Figure record listings
%%
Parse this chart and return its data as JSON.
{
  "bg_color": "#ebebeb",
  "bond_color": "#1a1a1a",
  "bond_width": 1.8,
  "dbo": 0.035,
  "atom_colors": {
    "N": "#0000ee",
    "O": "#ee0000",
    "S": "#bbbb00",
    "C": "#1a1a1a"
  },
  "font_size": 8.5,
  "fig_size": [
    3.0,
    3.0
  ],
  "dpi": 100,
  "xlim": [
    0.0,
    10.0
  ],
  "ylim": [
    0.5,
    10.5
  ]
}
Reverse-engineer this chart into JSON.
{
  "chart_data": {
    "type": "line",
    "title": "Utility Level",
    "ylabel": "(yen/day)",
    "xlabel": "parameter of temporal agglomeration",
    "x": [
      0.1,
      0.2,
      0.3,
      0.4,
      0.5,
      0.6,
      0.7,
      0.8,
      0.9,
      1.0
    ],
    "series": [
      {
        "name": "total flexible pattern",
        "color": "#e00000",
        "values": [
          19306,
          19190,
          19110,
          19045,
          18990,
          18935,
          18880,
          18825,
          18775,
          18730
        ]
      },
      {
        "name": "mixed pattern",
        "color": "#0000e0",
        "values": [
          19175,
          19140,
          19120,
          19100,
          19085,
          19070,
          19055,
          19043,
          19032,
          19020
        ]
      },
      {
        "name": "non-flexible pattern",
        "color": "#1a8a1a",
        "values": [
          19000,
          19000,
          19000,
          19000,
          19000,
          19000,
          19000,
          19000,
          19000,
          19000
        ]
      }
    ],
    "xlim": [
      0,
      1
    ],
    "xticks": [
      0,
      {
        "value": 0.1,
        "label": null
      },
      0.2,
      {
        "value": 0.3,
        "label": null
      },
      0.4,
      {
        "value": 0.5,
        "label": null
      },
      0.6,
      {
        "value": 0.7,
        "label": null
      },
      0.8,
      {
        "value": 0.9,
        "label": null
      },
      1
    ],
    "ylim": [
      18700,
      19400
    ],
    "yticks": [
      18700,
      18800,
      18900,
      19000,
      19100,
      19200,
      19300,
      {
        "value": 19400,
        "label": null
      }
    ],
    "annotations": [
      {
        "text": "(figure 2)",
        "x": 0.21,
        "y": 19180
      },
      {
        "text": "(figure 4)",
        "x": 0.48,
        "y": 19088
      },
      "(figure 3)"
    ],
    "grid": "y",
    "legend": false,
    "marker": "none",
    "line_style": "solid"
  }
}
%%
> WHAT TO DO
All lines holding the word "flexible" should be picked out and copied.

> ANSWER TO THE PROBLEM
        "name": "total flexible pattern",
        "name": "non-flexible pattern",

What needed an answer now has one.